◆ **What is being asked**:
Check the listing below for lines with the word "имени" and say how many there are, with nothing but the number.

◆ **Dataset items**:
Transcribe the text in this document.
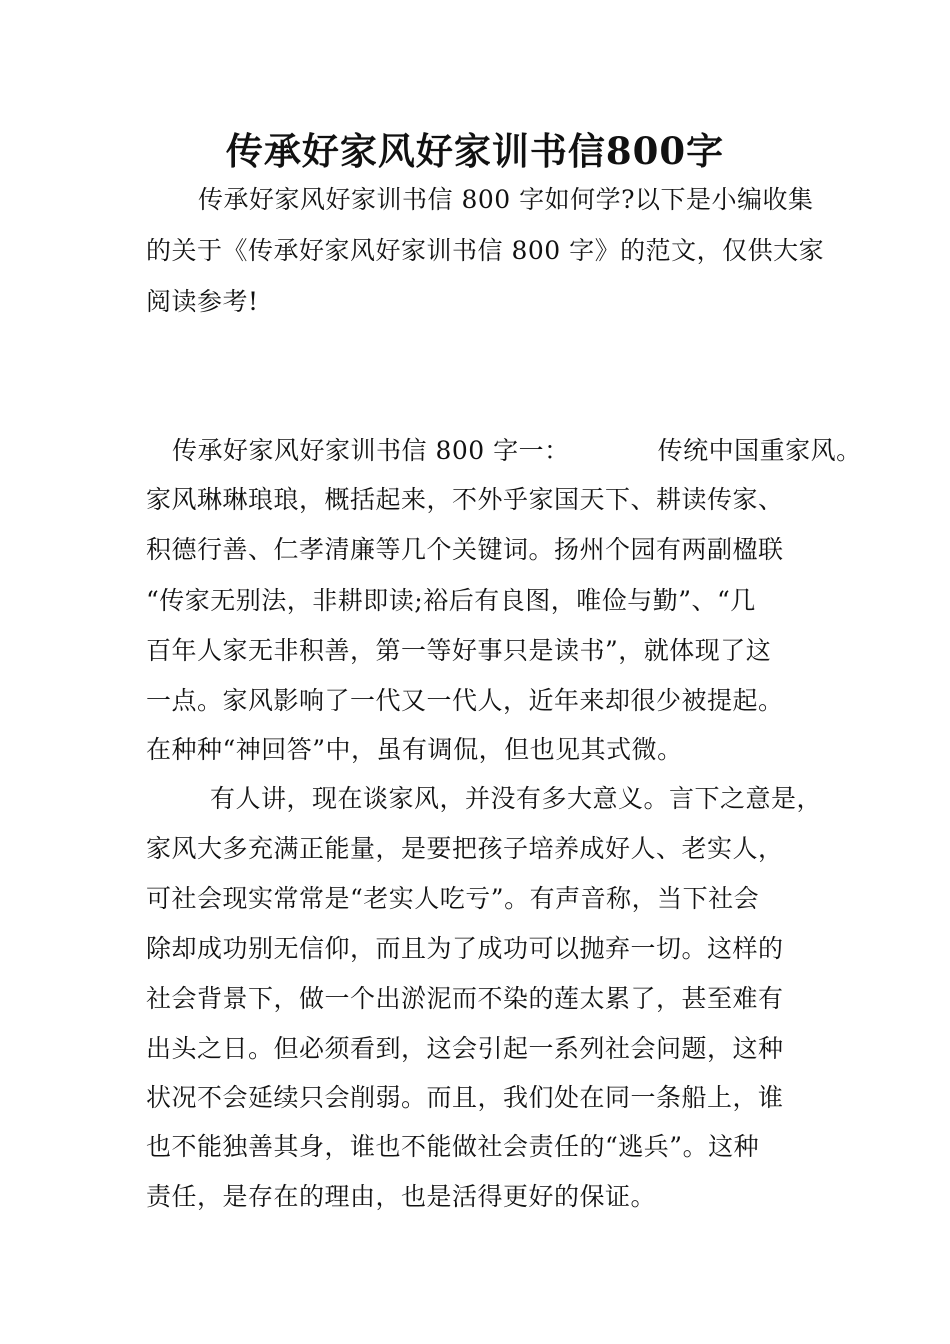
传承好家风好家训书信800字
传承好家风好家训书信 800 字如何学?以下是小编收集
的关于《传承好家风好家训书信 800 字》的范文，仅供大家
阅读参考!
传承好家风好家训书信 800 字一：	传统中国重家风。
家风琳琳琅琅，概括起来，不外乎家国天下、耕读传家、
积德行善、仁孝清廉等几个关键词。扬州个园有两副楹联
“传家无别法，非耕即读;裕后有良图，唯俭与勤”、“几
百年人家无非积善，第一等好事只是读书”，就体现了这
一点。家风影响了一代又一代人，近年来却很少被提起。
在种种“神回答”中，虽有调侃，但也见其式微。
有人讲，现在谈家风，并没有多大意义。言下之意是，
家风大多充满正能量，是要把孩子培养成好人、老实人，
可社会现实常常是“老实人吃亏”。有声音称，当下社会
除却成功别无信仰，而且为了成功可以抛弃一切。这样的
社会背景下，做一个出淤泥而不染的莲太累了，甚至难有
出头之日。但必须看到，这会引起一系列社会问题，这种
状况不会延续只会削弱。而且，我们处在同一条船上，谁
也不能独善其身，谁也不能做社会责任的“逃兵”。这种
责任，是存在的理由，也是活得更好的保证。
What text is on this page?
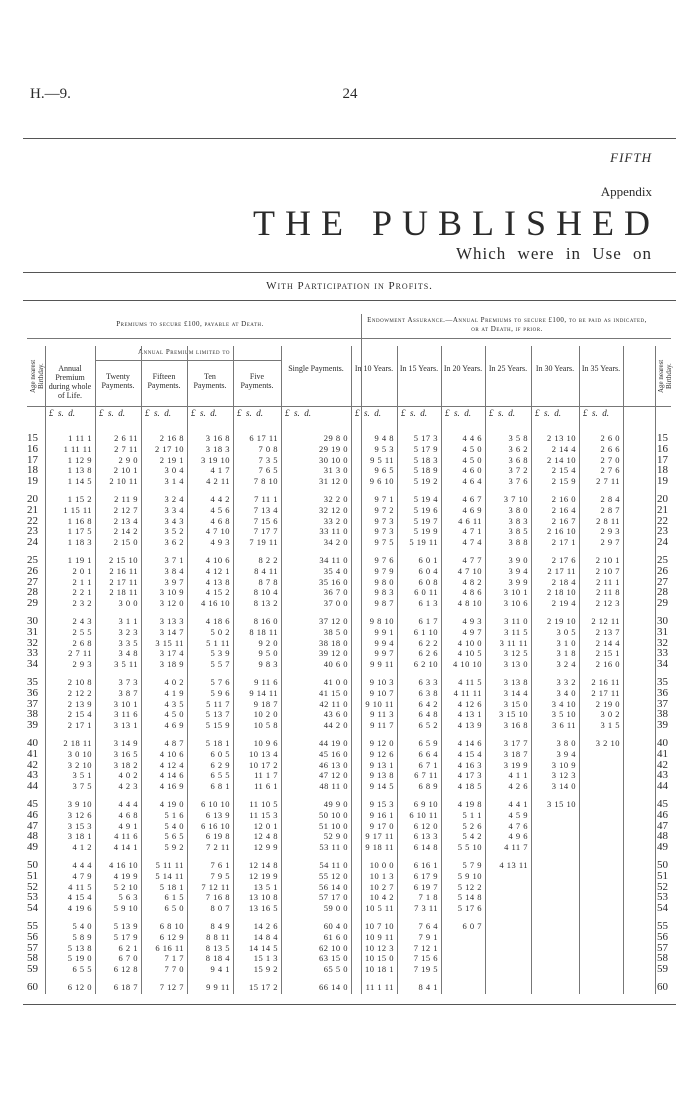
H.—9.	24
FIFTH
Appendix
THE PUBLISHED
Which were in Use on
With Participation in Profits.
Premiums to secure £100, payable at Death.	Endowment Assurance.—Annual Premiums to secure £100, to be paid as indicated, or at Death, if prior.
Annual Premium limited to
Age nearest Birthday.	Age nearest Birthday.
Annual Premium during whole of Life.
Twenty Payments.
Fifteen Payments.
Ten Payments.
Five Payments.
Single Payments.	In 10 Years. In 15 Years. In 20 Years. In 25 Years.	In 30 Years. In 35 Years.
£  s.  d.	£  s.  d. £  s.  d. £  s.  d. £  s.  d. £  s.  d.	£  s.  d. £  s.  d. £  s.  d. £  s.  d. £  s.  d. £  s.  d.
15	15
1 11 1	2 6 11	2 16 8	3 16 8	6 17 11	29 8 0	9 4 8	5 17 3	4 4 6	3 5 8	2 13 10	2 6 0
16	16
1 11 11	2 7 11	2 17 10	3 18 3	7 0 8	29 19 0	9 5 3	5 17 9	4 5 0	3 6 2	2 14 4	2 6 6
17	17
1 12 9	2 9 0	2 19 1	3 19 10	7 3 5	30 10 0	9 5 11	5 18 3	4 5 0	3 6 8	2 14 10	2 7 0
18	18
1 13 8	2 10 1	3 0 4	4 1 7	7 6 5	31 3 0	9 6 5	5 18 9	4 6 0	3 7 2	2 15 4	2 7 6
19	19
1 14 5	2 10 11	3 1 4	4 2 11	7 8 10	31 12 0	9 6 10	5 19 2	4 6 4	3 7 6	2 15 9	2 7 11
20	20
1 15 2	2 11 9	3 2 4	4 4 2	7 11 1	32 2 0	9 7 1	5 19 4	4 6 7	3 7 10	2 16 0	2 8 4
21	21
1 15 11	2 12 7	3 3 4	4 5 6	7 13 4	32 12 0	9 7 2	5 19 6	4 6 9	3 8 0	2 16 4	2 8 7
22	22
1 16 8	2 13 4	3 4 3	4 6 8	7 15 6	33 2 0	9 7 3	5 19 7	4 6 11	3 8 3	2 16 7	2 8 11
23	23
1 17 5	2 14 2	3 5 2	4 7 10	7 17 7	33 11 0	9 7 3	5 19 9	4 7 1	3 8 5	2 16 10	2 9 3
24	24
1 18 3	2 15 0	3 6 2	4 9 3	7 19 11	34 2 0	9 7 5	5 19 11	4 7 4	3 8 8	2 17 1	2 9 7
25	25
1 19 1	2 15 10	3 7 1	4 10 6	8 2 2	34 11 0	9 7 6	6 0 1	4 7 7	3 9 0	2 17 6	2 10 1
26	26
2 0 1	2 16 11	3 8 4	4 12 1	8 4 11	35 4 0	9 7 9	6 0 4	4 7 10	3 9 4	2 17 11	2 10 7
27	27
2 1 1	2 17 11	3 9 7	4 13 8	8 7 8	35 16 0	9 8 0	6 0 8	4 8 2	3 9 9	2 18 4	2 11 1
28	28
2 2 1	2 18 11	3 10 9	4 15 2	8 10 4	36 7 0	9 8 3	6 0 11	4 8 6	3 10 1	2 18 10	2 11 8
29	29
2 3 2	3 0 0	3 12 0	4 16 10	8 13 2	37 0 0	9 8 7	6 1 3	4 8 10	3 10 6	2 19 4	2 12 3
30	30
2 4 3	3 1 1	3 13 3	4 18 6	8 16 0	37 12 0	9 8 10	6 1 7	4 9 3	3 11 0	2 19 10	2 12 11
31	31
2 5 5	3 2 3	3 14 7	5 0 2	8 18 11	38 5 0	9 9 1	6 1 10	4 9 7	3 11 5	3 0 5	2 13 7
32	32
2 6 8	3 3 5	3 15 11	5 1 11	9 2 0	38 18 0	9 9 4	6 2 2	4 10 0	3 11 11	3 1 0	2 14 4
33	33
2 7 11	3 4 8	3 17 4	5 3 9	9 5 0	39 12 0	9 9 7	6 2 6	4 10 5	3 12 5	3 1 8	2 15 1
34	34
2 9 3	3 5 11	3 18 9	5 5 7	9 8 3	40 6 0	9 9 11	6 2 10	4 10 10	3 13 0	3 2 4	2 16 0
35	35
2 10 8	3 7 3	4 0 2	5 7 6	9 11 6	41 0 0	9 10 3	6 3 3	4 11 5	3 13 8	3 3 2	2 16 11
36	36
2 12 2	3 8 7	4 1 9	5 9 6	9 14 11	41 15 0	9 10 7	6 3 8	4 11 11	3 14 4	3 4 0	2 17 11
37	37
2 13 9	3 10 1	4 3 5	5 11 7	9 18 7	42 11 0	9 10 11	6 4 2	4 12 6	3 15 0	3 4 10	2 19 0
38	38
2 15 4	3 11 6	4 5 0	5 13 7	10 2 0	43 6 0	9 11 3	6 4 8	4 13 1	3 15 10	3 5 10	3 0 2
39	39
2 17 1	3 13 1	4 6 9	5 15 9	10 5 8	44 2 0	9 11 7	6 5 2	4 13 9	3 16 8	3 6 11	3 1 5
40	40
2 18 11	3 14 9	4 8 7	5 18 1	10 9 6	44 19 0	9 12 0	6 5 9	4 14 6	3 17 7	3 8 0	3 2 10
41	41
3 0 10	3 16 5	4 10 6	6 0 5	10 13 4	45 16 0	9 12 6	6 6 4	4 15 4	3 18 7	3 9 4
42	42
3 2 10	3 18 2	4 12 4	6 2 9	10 17 2	46 13 0	9 13 1	6 7 1	4 16 3	3 19 9	3 10 9
43	43
3 5 1	4 0 2	4 14 6	6 5 5	11 1 7	47 12 0	9 13 8	6 7 11	4 17 3	4 1 1	3 12 3
44	44
3 7 5	4 2 3	4 16 9	6 8 1	11 6 1	48 11 0	9 14 5	6 8 9	4 18 5	4 2 6	3 14 0
45	45
3 9 10	4 4 4	4 19 0	6 10 10	11 10 5	49 9 0	9 15 3	6 9 10	4 19 8	4 4 1	3 15 10
46	46
3 12 6	4 6 8	5 1 6	6 13 9	11 15 3	50 10 0	9 16 1	6 10 11	5 1 1	4 5 9
47	47
3 15 3	4 9 1	5 4 0	6 16 10	12 0 1	51 10 0	9 17 0	6 12 0	5 2 6	4 7 6
48	48
3 18 1	4 11 6	5 6 5	6 19 8	12 4 8	52 9 0	9 17 11	6 13 3	5 4 2	4 9 6
49	49
4 1 2	4 14 1	5 9 2	7 2 11	12 9 9	53 11 0	9 18 11	6 14 8	5 5 10	4 11 7
50	50
4 4 4	4 16 10	5 11 11	7 6 1	12 14 8	54 11 0	10 0 0	6 16 1	5 7 9	4 13 11
51	51
4 7 9	4 19 9	5 14 11	7 9 5	12 19 9	55 12 0	10 1 3	6 17 9	5 9 10
52	52
4 11 5	5 2 10	5 18 1	7 12 11	13 5 1	56 14 0	10 2 7	6 19 7	5 12 2
53	53
4 15 4	5 6 3	6 1 5	7 16 8	13 10 8	57 17 0	10 4 2	7 1 8	5 14 8
54	54
4 19 6	5 9 10	6 5 0	8 0 7	13 16 5	59 0 0	10 5 11	7 3 11	5 17 6
55	55
5 4 0	5 13 9	6 8 10	8 4 9	14 2 6	60 4 0	10 7 10	7 6 4	6 0 7
56	56
5 8 9	5 17 9	6 12 9	8 8 11	14 8 4	61 6 0	10 9 11	7 9 1
57	57
5 13 8	6 2 1	6 16 11	8 13 5	14 14 5	62 10 0	10 12 3	7 12 1
58	58
5 19 0	6 7 0	7 1 7	8 18 4	15 1 3	63 15 0	10 15 0	7 15 6
59	59
6 5 5	6 12 8	7 7 0	9 4 1	15 9 2	65 5 0	10 18 1	7 19 5
60	60
6 12 0	6 18 7	7 12 7	9 9 11	15 17 2	66 14 0	11 1 11	8 4 1
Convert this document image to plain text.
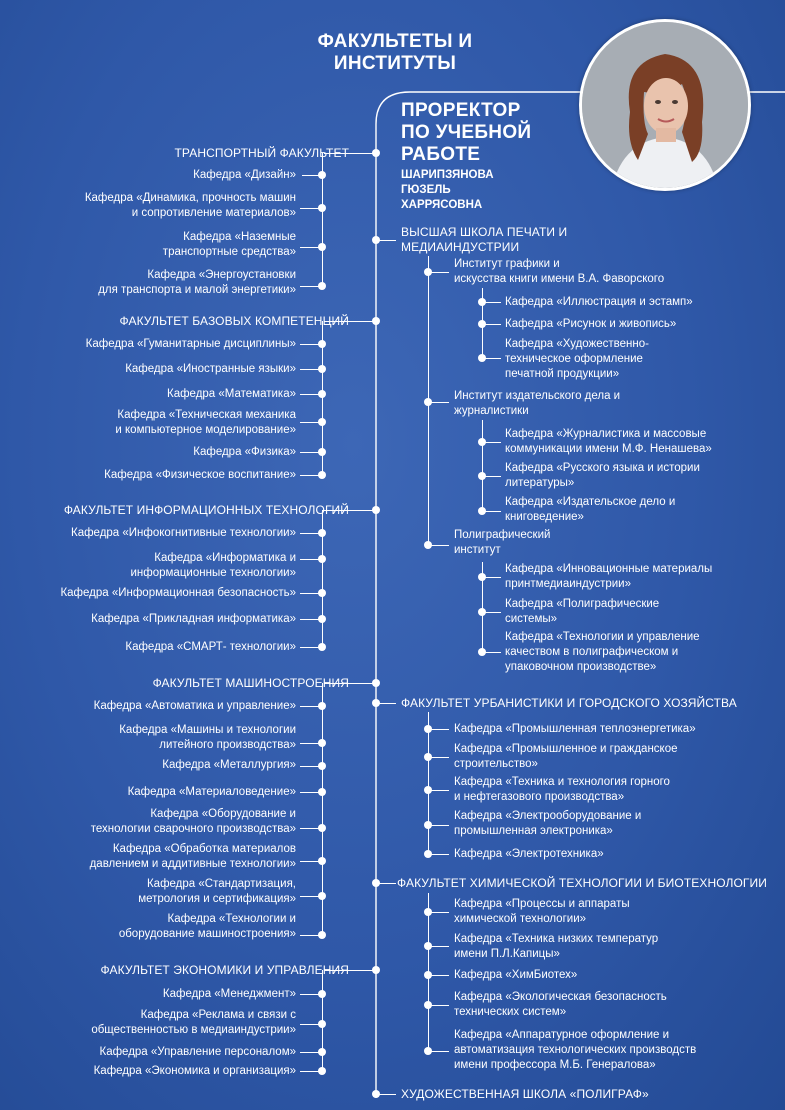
ФАКУЛЬТЕТЫ И
ИНСТИТУТЫ
ПРОРЕКТОР
ПО УЧЕБНОЙ
РАБОТЕ
ШАРИПЗЯНОВА
ГЮЗЕЛЬ
ХАРРЯСОВНА
ТРАНСПОРТНЫЙ ФАКУЛЬТЕТ
Кафедра «Дизайн»
Кафедра «Динамика, прочность машин
и сопротивление материалов»
Кафедра «Наземные
транспортные средства»
Кафедра «Энергоустановки
для транспорта и малой энергетики»
ФАКУЛЬТЕТ БАЗОВЫХ КОМПЕТЕНЦИЙ
Кафедра «Гуманитарные дисциплины»
Кафедра «Иностранные языки»
Кафедра «Математика»
Кафедра «Техническая механика
и компьютерное моделирование»
Кафедра «Физика»
Кафедра «Физическое воспитание»
ФАКУЛЬТЕТ ИНФОРМАЦИОННЫХ ТЕХНОЛОГИЙ
Кафедра «Инфокогнитивные технологии»
Кафедра «Информатика и
информационные технологии»
Кафедра «Информационная безопасность»
Кафедра «Прикладная информатика»
Кафедра «СМАРТ- технологии»
ФАКУЛЬТЕТ МАШИНОСТРОЕНИЯ
Кафедра «Автоматика и управление»
Кафедра «Машины и технологии
литейного производства»
Кафедра «Металлургия»
Кафедра «Материаловедение»
Кафедра «Оборудование и
технологии сварочного производства»
Кафедра «Обработка материалов
давлением и аддитивные технологии»
Кафедра «Стандартизация,
метрология и сертификация»
Кафедра «Технологии и
оборудование машиностроения»
ФАКУЛЬТЕТ ЭКОНОМИКИ И УПРАВЛЕНИЯ
Кафедра «Менеджмент»
Кафедра «Реклама и связи с
общественностью в медиаиндустрии»
Кафедра «Управление персоналом»
Кафедра «Экономика и организация»
ВЫСШАЯ ШКОЛА ПЕЧАТИ И
МЕДИАИНДУСТРИИ
Институт графики и
искусства книги имени В.А. Фаворского
Кафедра «Иллюстрация и эстамп»
Кафедра «Рисунок и живопись»
Кафедра «Художественно-
техническое оформление
печатной продукции»
Институт издательского дела и
журналистики
Кафедра «Журналистика и массовые
коммуникации имени М.Ф. Ненашева»
Кафедра «Русского языка и истории
литературы»
Кафедра «Издательское дело и
книговедение»
Полиграфический
институт
Кафедра «Инновационные материалы
принтмедиаиндустрии»
Кафедра «Полиграфические
системы»
Кафедра «Технологии и управление
качеством в полиграфическом и
упаковочном производстве»
ФАКУЛЬТЕТ УРБАНИСТИКИ И ГОРОДСКОГО ХОЗЯЙСТВА
Кафедра «Промышленная теплоэнергетика»
Кафедра «Промышленное и гражданское
строительство»
Кафедра «Техника и технология горного
и нефтегазового производства»
Кафедра «Электрооборудование и
промышленная электроника»
Кафедра «Электротехника»
ФАКУЛЬТЕТ ХИМИЧЕСКОЙ ТЕХНОЛОГИИ И БИОТЕХНОЛОГИИ
Кафедра «Процессы и аппараты
химической технологии»
Кафедра «Техника низких температур
имени П.Л.Капицы»
Кафедра «ХимБиотех»
Кафедра «Экологическая безопасность
технических систем»
Кафедра «Аппаратурное оформление и
автоматизация технологических производств
имени профессора М.Б. Генералова»
ХУДОЖЕСТВЕННАЯ ШКОЛА «ПОЛИГРАФ»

◆ **Finished task**:
4